# What is expected
Below are records to repeat exactly. Omit the pictures from the copy.

══ Supplied data ══

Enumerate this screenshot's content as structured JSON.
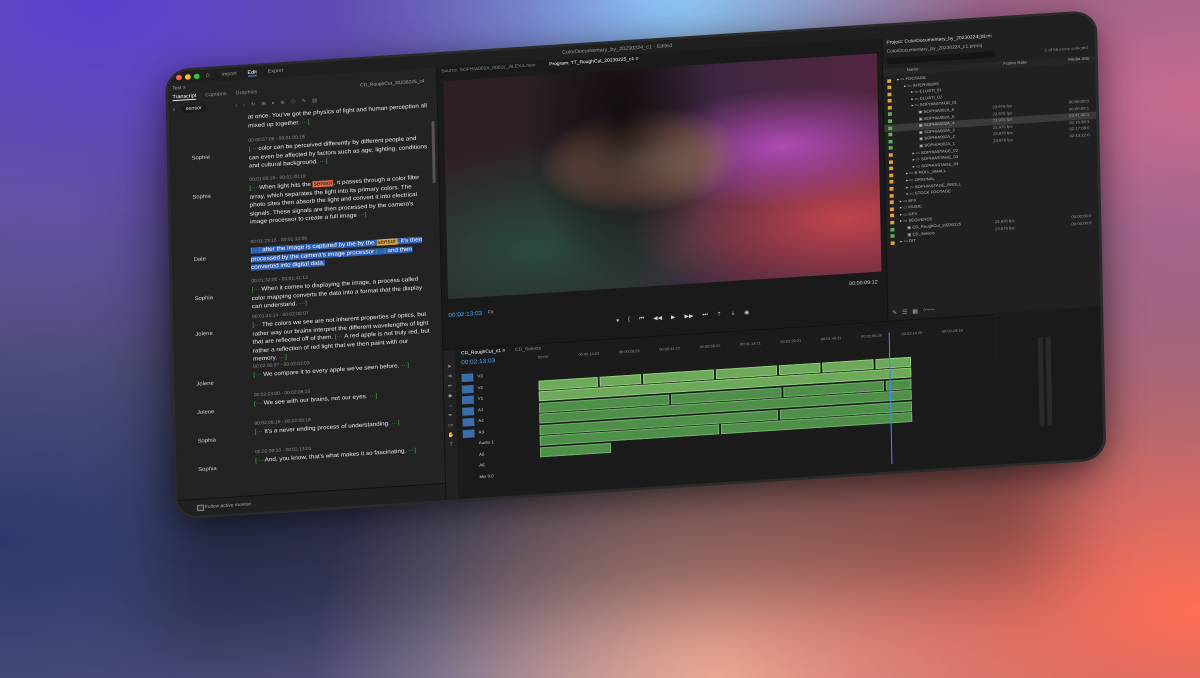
{
  "app": {
    "document_title": "ColorDocumentary_by_20230224_c1 - Edited",
    "nav": [
      "Import",
      "Edit",
      "Export"
    ],
    "active_nav": "Edit"
  },
  "left_panel": {
    "tab": "Text ≡",
    "subtabs": [
      "Transcript",
      "Captions",
      "Graphics"
    ],
    "sequence_name": "CD_RoughCut_20230225_c4",
    "search_value": "sensor",
    "follow_label": "Follow active monitor",
    "segments": [
      {
        "speaker": "",
        "timecode": "",
        "pre": "at once. You've got the physics of light and human perception all mixed up together.",
        "hl": "",
        "post": ""
      },
      {
        "speaker": "Sophia",
        "timecode": "00:00:57:06 - 00:01:00:16",
        "pre": "color can be perceived differently by different people and can even be affected by factors such as age, lighting, conditions and cultural background.",
        "hl": "",
        "post": ""
      },
      {
        "speaker": "Sophia",
        "timecode": "00:01:05:19 - 00:01:20:19",
        "pre": "When light hits the ",
        "hl": "sensor",
        "post": ", it passes through a color filter array, which separates the light into its primary colors. The photo sites then absorb the light and convert it into electrical signals. These signals are then processed by the camera's image processor to create a full image"
      },
      {
        "speaker": "Dale",
        "timecode": "00:01:23:15 - 00:01:32:06",
        "pre": "after the image is captured by the by the ",
        "hl": "sensor",
        "post": ", it's then processed by the camera's image processor"
      },
      {
        "speaker": "Sophia",
        "timecode": "00:01:32:00 - 00:01:41:13",
        "pre": "When it comes to displaying the image, a process called color mapping converts the data into a format that the display can understand.",
        "hl": "",
        "post": ""
      },
      {
        "speaker": "Jolene",
        "timecode": "00:01:41:14 - 00:02:00:07",
        "pre": "The colors we see are not inherent properties of optics, but rather way our brains interpret the different wavelengths of light that are reflected off of them.",
        "hl": "",
        "post": "A red apple is not truly red, but rather a reflection of red light that we then paint with our memory."
      },
      {
        "speaker": "Jolene",
        "timecode": "00:02:00:07 - 00:02:03:03",
        "pre": "We compare it to every apple we've seen before.",
        "hl": "",
        "post": ""
      },
      {
        "speaker": "Jolene",
        "timecode": "00:02:03:00 - 00:02:08:15",
        "pre": "We see with our brains, not our eyes.",
        "hl": "",
        "post": ""
      },
      {
        "speaker": "Sophia",
        "timecode": "00:02:08:16 - 00:02:09:18",
        "pre": "It's a never ending process of understanding.",
        "hl": "",
        "post": ""
      },
      {
        "speaker": "Sophia",
        "timecode": "00:02:09:20 - 00:02:13:01",
        "pre": "And, you know, that's what makes it so fascinating.",
        "hl": "",
        "post": ""
      }
    ],
    "dale_extra": "and then converted into digital data."
  },
  "monitor": {
    "tabs": [
      "Source: SOPHIA002A_0001L_ALEXA.mov",
      "Program: TT_RoughCut_20230225_c1 ≡"
    ],
    "timecode": "00:02:13:03",
    "fit": "Fit",
    "right_timecode": "00:00:09:12",
    "quality": "Full"
  },
  "project": {
    "title": "Project: ColorDocumentary_by_20230224_c1 ≡",
    "other_tab": "Effects",
    "name": "ColorDocumentary_by_20230224_c1.prproj",
    "items_count": "1 of 56 items selected",
    "headers": [
      "Name",
      "Frame Rate",
      "Media Star"
    ],
    "rows": [
      {
        "indent": 0,
        "name": "FOOTAGE",
        "rate": "",
        "start": "",
        "color": "#e2a23b"
      },
      {
        "indent": 1,
        "name": "INTERVIEWS",
        "rate": "",
        "start": "",
        "color": "#e2a23b"
      },
      {
        "indent": 2,
        "name": "CLUSTI_01",
        "rate": "",
        "start": "",
        "color": "#e2a23b"
      },
      {
        "indent": 2,
        "name": "CLUSTI_02",
        "rate": "",
        "start": "",
        "color": "#e2a23b"
      },
      {
        "indent": 2,
        "name": "SOPHIASTAGE_01",
        "rate": "",
        "start": "",
        "color": "#e2a23b"
      },
      {
        "indent": 3,
        "name": "SOPHIA002A_6",
        "rate": "23.976 fps",
        "start": "00:00:00:0",
        "color": "#5fb357"
      },
      {
        "indent": 3,
        "name": "SOPHIA002A_5",
        "rate": "23.976 fps",
        "start": "00:00:00:1",
        "color": "#5fb357"
      },
      {
        "indent": 3,
        "name": "SOPHIA002A_4",
        "rate": "23.976 fps",
        "start": "03:41:38:1",
        "color": "#5fb357",
        "sel": true
      },
      {
        "indent": 3,
        "name": "SOPHIA002A_3",
        "rate": "23.976 fps",
        "start": "02:16:39:1",
        "color": "#5fb357"
      },
      {
        "indent": 3,
        "name": "SOPHIA002A_2",
        "rate": "23.976 fps",
        "start": "02:17:08:0",
        "color": "#5fb357"
      },
      {
        "indent": 3,
        "name": "SOPHIA002A_1",
        "rate": "23.976 fps",
        "start": "02:13:22:0",
        "color": "#5fb357"
      },
      {
        "indent": 2,
        "name": "SOPHIASTAGE_02",
        "rate": "",
        "start": "",
        "color": "#e2a23b"
      },
      {
        "indent": 2,
        "name": "SOPHIASTAGE_03",
        "rate": "",
        "start": "",
        "color": "#e2a23b"
      },
      {
        "indent": 2,
        "name": "SOPHIASTAGE_04",
        "rate": "",
        "start": "",
        "color": "#e2a23b"
      },
      {
        "indent": 1,
        "name": "B-ROLL_SMALL",
        "rate": "",
        "start": "",
        "color": "#e2a23b"
      },
      {
        "indent": 1,
        "name": "ORIGINAL",
        "rate": "",
        "start": "",
        "color": "#e2a23b"
      },
      {
        "indent": 1,
        "name": "SOPHIASTAGE_BROLL",
        "rate": "",
        "start": "",
        "color": "#e2a23b"
      },
      {
        "indent": 1,
        "name": "STOCK FOOTAGE",
        "rate": "",
        "start": "",
        "color": "#e2a23b"
      },
      {
        "indent": 0,
        "name": "SFX",
        "rate": "",
        "start": "",
        "color": "#e2a23b"
      },
      {
        "indent": 0,
        "name": "MUSIC",
        "rate": "",
        "start": "",
        "color": "#e2a23b"
      },
      {
        "indent": 0,
        "name": "GFX",
        "rate": "",
        "start": "",
        "color": "#e2a23b"
      },
      {
        "indent": 0,
        "name": "SEQUENCE",
        "rate": "",
        "start": "",
        "color": "#e2a23b"
      },
      {
        "indent": 1,
        "name": "CD_RoughCut_20230225",
        "rate": "23.976 fps",
        "start": "00:00:00:0",
        "color": "#5fb357"
      },
      {
        "indent": 1,
        "name": "CD_Selects",
        "rate": "23.976 fps",
        "start": "00:00:00:0",
        "color": "#5fb357"
      },
      {
        "indent": 0,
        "name": "DIT",
        "rate": "",
        "start": "",
        "color": "#e2a23b"
      }
    ]
  },
  "timeline": {
    "tabs": [
      "CD_RoughCut_c1 ≡",
      "CD_Selects"
    ],
    "timecode": "00:02:13:03",
    "ruler": [
      "00:00",
      "00:00:14:23",
      "00:00:29:23",
      "00:00:44:22",
      "00:00:59:22",
      "00:01:14:21",
      "00:01:29:21",
      "00:01:44:21",
      "00:01:59:20",
      "00:02:14:20",
      "00:02:29:19"
    ],
    "tracks": [
      "V3",
      "V2",
      "V1",
      "A1",
      "A2",
      "A3",
      "Audio 1",
      "A5",
      "A6",
      "Mix"
    ],
    "mix_value": "0.0"
  },
  "colors": {
    "accent": "#4aa3ff",
    "clip_video": "#6ea85b",
    "clip_audio": "#4f8f4a",
    "highlight_word": "#e06c45",
    "highlight_block": "#2d5fb4"
  }
}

═══

# Exercise result
Enumerate this screenshot's content as structured JSON.
{
  "app": {
    "document_title": "ColorDocumentary_by_20230224_c1 - Edited",
    "nav": [
      "Import",
      "Edit",
      "Export"
    ],
    "active_nav": "Edit"
  },
  "left_panel": {
    "tab": "Text ≡",
    "subtabs": [
      "Transcript",
      "Captions",
      "Graphics"
    ],
    "sequence_name": "CD_RoughCut_20230225_c4",
    "search_value": "sensor",
    "follow_label": "Follow active monitor",
    "segments": [
      {
        "speaker": "",
        "timecode": "",
        "pre": "at once. You've got the physics of light and human perception all mixed up together.",
        "hl": "",
        "post": ""
      },
      {
        "speaker": "Sophia",
        "timecode": "00:00:57:06 - 00:01:00:16",
        "pre": "color can be perceived differently by different people and can even be affected by factors such as age, lighting, conditions and cultural background.",
        "hl": "",
        "post": ""
      },
      {
        "speaker": "Sophia",
        "timecode": "00:01:05:19 - 00:01:20:19",
        "pre": "When light hits the ",
        "hl": "sensor",
        "post": ", it passes through a color filter array, which separates the light into its primary colors. The photo sites then absorb the light and convert it into electrical signals. These signals are then processed by the camera's image processor to create a full image"
      },
      {
        "speaker": "Dale",
        "timecode": "00:01:23:15 - 00:01:32:06",
        "pre": "after the image is captured by the by the ",
        "hl": "sensor",
        "post": ", it's then processed by the camera's image processor"
      },
      {
        "speaker": "Sophia",
        "timecode": "00:01:32:00 - 00:01:41:13",
        "pre": "When it comes to displaying the image, a process called color mapping converts the data into a format that the display can understand.",
        "hl": "",
        "post": ""
      },
      {
        "speaker": "Jolene",
        "timecode": "00:01:41:14 - 00:02:00:07",
        "pre": "The colors we see are not inherent properties of optics, but rather way our brains interpret the different wavelengths of light that are reflected off of them.",
        "hl": "",
        "post": "A red apple is not truly red, but rather a reflection of red light that we then paint with our memory."
      },
      {
        "speaker": "Jolene",
        "timecode": "00:02:00:07 - 00:02:03:03",
        "pre": "We compare it to every apple we've seen before.",
        "hl": "",
        "post": ""
      },
      {
        "speaker": "Jolene",
        "timecode": "00:02:03:00 - 00:02:08:15",
        "pre": "We see with our brains, not our eyes.",
        "hl": "",
        "post": ""
      },
      {
        "speaker": "Sophia",
        "timecode": "00:02:08:16 - 00:02:09:18",
        "pre": "It's a never ending process of understanding.",
        "hl": "",
        "post": ""
      },
      {
        "speaker": "Sophia",
        "timecode": "00:02:09:20 - 00:02:13:01",
        "pre": "And, you know, that's what makes it so fascinating.",
        "hl": "",
        "post": ""
      }
    ],
    "dale_extra": "and then converted into digital data."
  },
  "monitor": {
    "tabs": [
      "Source: SOPHIA002A_0001L_ALEXA.mov",
      "Program: TT_RoughCut_20230225_c1 ≡"
    ],
    "timecode": "00:02:13:03",
    "fit": "Fit",
    "right_timecode": "00:00:09:12",
    "quality": "Full"
  },
  "project": {
    "title": "Project: ColorDocumentary_by_20230224_c1 ≡",
    "other_tab": "Effects",
    "name": "ColorDocumentary_by_20230224_c1.prproj",
    "items_count": "1 of 56 items selected",
    "headers": [
      "Name",
      "Frame Rate",
      "Media Star"
    ],
    "rows": [
      {
        "indent": 0,
        "name": "FOOTAGE",
        "rate": "",
        "start": "",
        "color": "#e2a23b"
      },
      {
        "indent": 1,
        "name": "INTERVIEWS",
        "rate": "",
        "start": "",
        "color": "#e2a23b"
      },
      {
        "indent": 2,
        "name": "CLUSTI_01",
        "rate": "",
        "start": "",
        "color": "#e2a23b"
      },
      {
        "indent": 2,
        "name": "CLUSTI_02",
        "rate": "",
        "start": "",
        "color": "#e2a23b"
      },
      {
        "indent": 2,
        "name": "SOPHIASTAGE_01",
        "rate": "",
        "start": "",
        "color": "#e2a23b"
      },
      {
        "indent": 3,
        "name": "SOPHIA002A_6",
        "rate": "23.976 fps",
        "start": "00:00:00:0",
        "color": "#5fb357"
      },
      {
        "indent": 3,
        "name": "SOPHIA002A_5",
        "rate": "23.976 fps",
        "start": "00:00:00:1",
        "color": "#5fb357"
      },
      {
        "indent": 3,
        "name": "SOPHIA002A_4",
        "rate": "23.976 fps",
        "start": "03:41:38:1",
        "color": "#5fb357",
        "sel": true
      },
      {
        "indent": 3,
        "name": "SOPHIA002A_3",
        "rate": "23.976 fps",
        "start": "02:16:39:1",
        "color": "#5fb357"
      },
      {
        "indent": 3,
        "name": "SOPHIA002A_2",
        "rate": "23.976 fps",
        "start": "02:17:08:0",
        "color": "#5fb357"
      },
      {
        "indent": 3,
        "name": "SOPHIA002A_1",
        "rate": "23.976 fps",
        "start": "02:13:22:0",
        "color": "#5fb357"
      },
      {
        "indent": 2,
        "name": "SOPHIASTAGE_02",
        "rate": "",
        "start": "",
        "color": "#e2a23b"
      },
      {
        "indent": 2,
        "name": "SOPHIASTAGE_03",
        "rate": "",
        "start": "",
        "color": "#e2a23b"
      },
      {
        "indent": 2,
        "name": "SOPHIASTAGE_04",
        "rate": "",
        "start": "",
        "color": "#e2a23b"
      },
      {
        "indent": 1,
        "name": "B-ROLL_SMALL",
        "rate": "",
        "start": "",
        "color": "#e2a23b"
      },
      {
        "indent": 1,
        "name": "ORIGINAL",
        "rate": "",
        "start": "",
        "color": "#e2a23b"
      },
      {
        "indent": 1,
        "name": "SOPHIASTAGE_BROLL",
        "rate": "",
        "start": "",
        "color": "#e2a23b"
      },
      {
        "indent": 1,
        "name": "STOCK FOOTAGE",
        "rate": "",
        "start": "",
        "color": "#e2a23b"
      },
      {
        "indent": 0,
        "name": "SFX",
        "rate": "",
        "start": "",
        "color": "#e2a23b"
      },
      {
        "indent": 0,
        "name": "MUSIC",
        "rate": "",
        "start": "",
        "color": "#e2a23b"
      },
      {
        "indent": 0,
        "name": "GFX",
        "rate": "",
        "start": "",
        "color": "#e2a23b"
      },
      {
        "indent": 0,
        "name": "SEQUENCE",
        "rate": "",
        "start": "",
        "color": "#e2a23b"
      },
      {
        "indent": 1,
        "name": "CD_RoughCut_20230225",
        "rate": "23.976 fps",
        "start": "00:00:00:0",
        "color": "#5fb357"
      },
      {
        "indent": 1,
        "name": "CD_Selects",
        "rate": "23.976 fps",
        "start": "00:00:00:0",
        "color": "#5fb357"
      },
      {
        "indent": 0,
        "name": "DIT",
        "rate": "",
        "start": "",
        "color": "#e2a23b"
      }
    ]
  },
  "timeline": {
    "tabs": [
      "CD_RoughCut_c1 ≡",
      "CD_Selects"
    ],
    "timecode": "00:02:13:03",
    "ruler": [
      "00:00",
      "00:00:14:23",
      "00:00:29:23",
      "00:00:44:22",
      "00:00:59:22",
      "00:01:14:21",
      "00:01:29:21",
      "00:01:44:21",
      "00:01:59:20",
      "00:02:14:20",
      "00:02:29:19"
    ],
    "tracks": [
      "V3",
      "V2",
      "V1",
      "A1",
      "A2",
      "A3",
      "Audio 1",
      "A5",
      "A6",
      "Mix"
    ],
    "mix_value": "0.0"
  },
  "colors": {
    "accent": "#4aa3ff",
    "clip_video": "#6ea85b",
    "clip_audio": "#4f8f4a",
    "highlight_word": "#e06c45",
    "highlight_block": "#2d5fb4"
  }
}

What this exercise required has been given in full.